== Records for processing ==
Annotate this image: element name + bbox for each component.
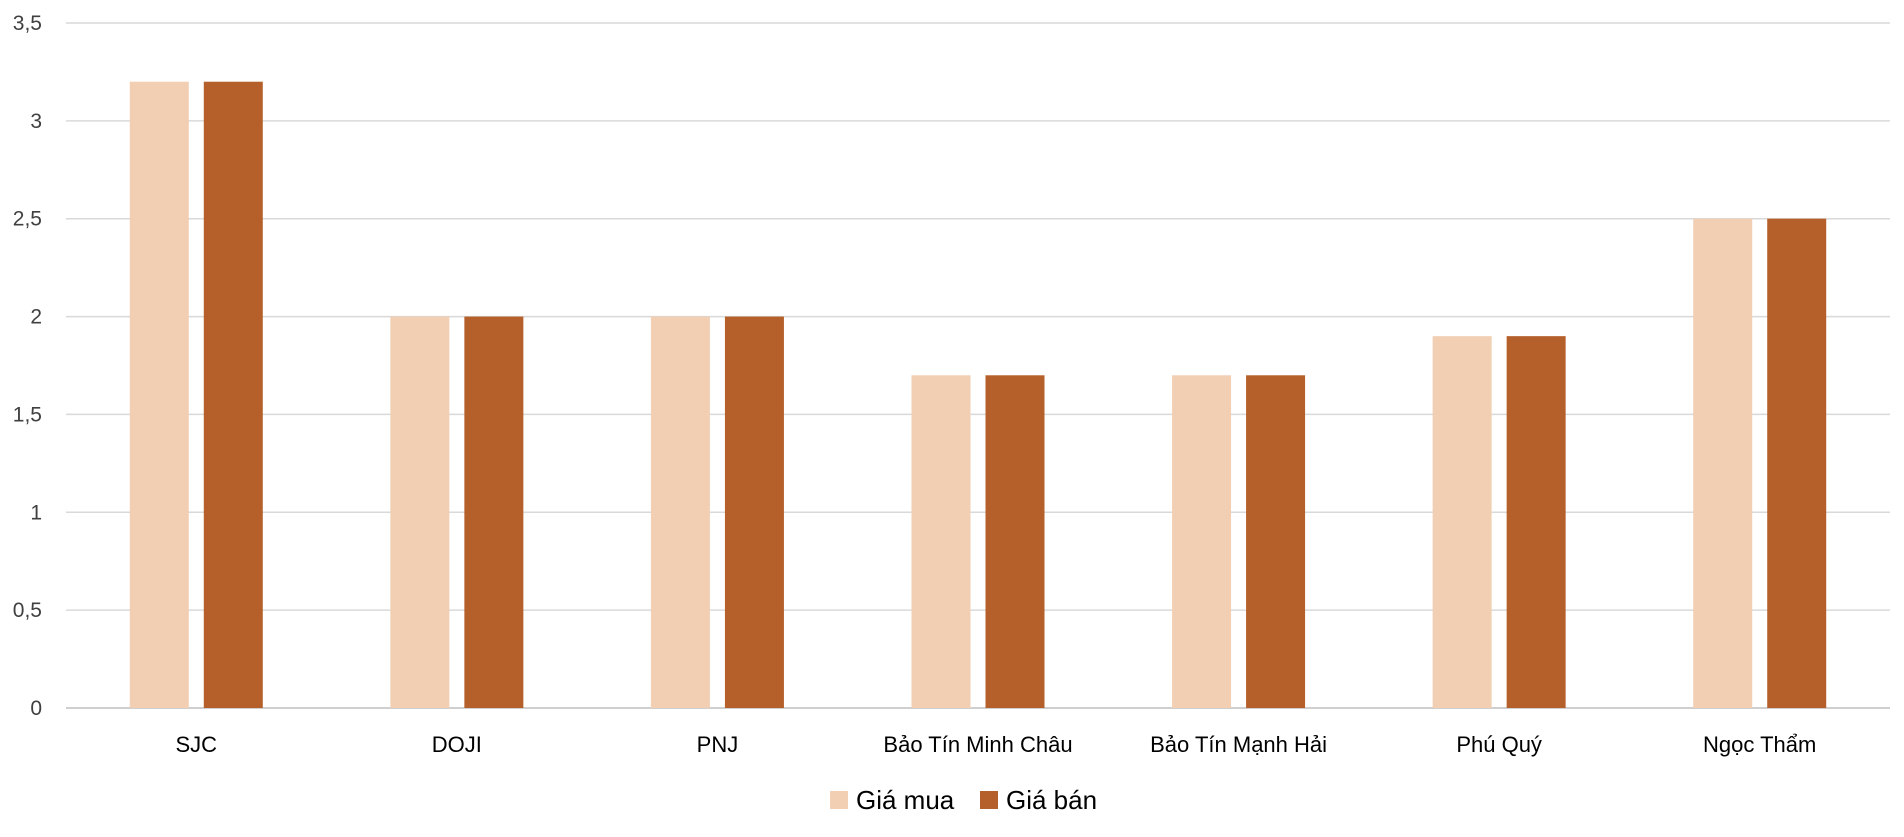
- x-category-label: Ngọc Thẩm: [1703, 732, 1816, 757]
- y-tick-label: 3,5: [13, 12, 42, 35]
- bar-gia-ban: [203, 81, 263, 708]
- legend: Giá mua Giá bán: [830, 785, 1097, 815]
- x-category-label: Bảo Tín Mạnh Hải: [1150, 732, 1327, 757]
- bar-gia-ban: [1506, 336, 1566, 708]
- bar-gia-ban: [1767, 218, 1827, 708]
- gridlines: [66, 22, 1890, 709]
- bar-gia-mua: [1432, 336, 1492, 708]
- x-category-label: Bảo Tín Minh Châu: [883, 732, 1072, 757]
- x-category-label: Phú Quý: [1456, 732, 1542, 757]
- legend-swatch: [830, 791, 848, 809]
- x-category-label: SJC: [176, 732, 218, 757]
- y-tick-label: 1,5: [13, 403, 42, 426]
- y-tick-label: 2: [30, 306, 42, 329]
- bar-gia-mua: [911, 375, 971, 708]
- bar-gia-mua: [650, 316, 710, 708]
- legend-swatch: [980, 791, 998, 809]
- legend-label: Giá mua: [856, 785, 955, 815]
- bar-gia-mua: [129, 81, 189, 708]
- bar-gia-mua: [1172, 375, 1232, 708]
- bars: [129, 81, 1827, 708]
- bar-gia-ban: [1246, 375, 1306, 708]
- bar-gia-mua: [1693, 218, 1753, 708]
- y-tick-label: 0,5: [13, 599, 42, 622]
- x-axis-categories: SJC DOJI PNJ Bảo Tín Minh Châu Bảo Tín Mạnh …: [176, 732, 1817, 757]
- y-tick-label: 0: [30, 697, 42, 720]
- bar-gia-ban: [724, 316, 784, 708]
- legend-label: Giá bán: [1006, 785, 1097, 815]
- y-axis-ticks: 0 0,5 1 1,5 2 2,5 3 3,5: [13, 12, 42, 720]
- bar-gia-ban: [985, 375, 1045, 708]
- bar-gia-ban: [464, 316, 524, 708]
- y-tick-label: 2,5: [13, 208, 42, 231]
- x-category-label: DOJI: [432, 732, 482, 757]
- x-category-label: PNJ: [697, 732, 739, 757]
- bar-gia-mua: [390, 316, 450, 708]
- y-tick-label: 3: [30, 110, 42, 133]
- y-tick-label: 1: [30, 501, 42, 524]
===
→ **Directions**
Could you write out every line of the items above again, switching each "bar-gia-ban" to "bar-selling-price" and keeping everything else the same? Leave the pictures out.

→ **Solution to the problem**
Annotate this image: element name + bbox for each component.
- x-category-label: Ngọc Thẩm: [1703, 732, 1816, 757]
- y-tick-label: 3,5: [13, 12, 42, 35]
- bar-selling-price: [203, 81, 263, 708]
- legend: Giá mua Giá bán: [830, 785, 1097, 815]
- x-category-label: Bảo Tín Mạnh Hải: [1150, 732, 1327, 757]
- bar-selling-price: [1506, 336, 1566, 708]
- bar-selling-price: [1767, 218, 1827, 708]
- gridlines: [66, 22, 1890, 709]
- bar-gia-mua: [1432, 336, 1492, 708]
- x-category-label: Bảo Tín Minh Châu: [883, 732, 1072, 757]
- x-category-label: Phú Quý: [1456, 732, 1542, 757]
- legend-swatch: [830, 791, 848, 809]
- x-category-label: SJC: [176, 732, 218, 757]
- y-tick-label: 1,5: [13, 403, 42, 426]
- y-tick-label: 2: [30, 306, 42, 329]
- bar-gia-mua: [911, 375, 971, 708]
- bar-gia-mua: [650, 316, 710, 708]
- legend-swatch: [980, 791, 998, 809]
- legend-label: Giá mua: [856, 785, 955, 815]
- bar-gia-mua: [129, 81, 189, 708]
- bar-gia-mua: [1172, 375, 1232, 708]
- bars: [129, 81, 1827, 708]
- bar-selling-price: [1246, 375, 1306, 708]
- bar-gia-mua: [1693, 218, 1753, 708]
- y-tick-label: 0,5: [13, 599, 42, 622]
- x-axis-categories: SJC DOJI PNJ Bảo Tín Minh Châu Bảo Tín Mạnh …: [176, 732, 1817, 757]
- y-tick-label: 0: [30, 697, 42, 720]
- bar-selling-price: [724, 316, 784, 708]
- legend-label: Giá bán: [1006, 785, 1097, 815]
- y-axis-ticks: 0 0,5 1 1,5 2 2,5 3 3,5: [13, 12, 42, 720]
- bar-selling-price: [985, 375, 1045, 708]
- bar-selling-price: [464, 316, 524, 708]
- y-tick-label: 2,5: [13, 208, 42, 231]
- x-category-label: DOJI: [432, 732, 482, 757]
- x-category-label: PNJ: [697, 732, 739, 757]
- bar-gia-mua: [390, 316, 450, 708]
- y-tick-label: 3: [30, 110, 42, 133]
- y-tick-label: 1: [30, 501, 42, 524]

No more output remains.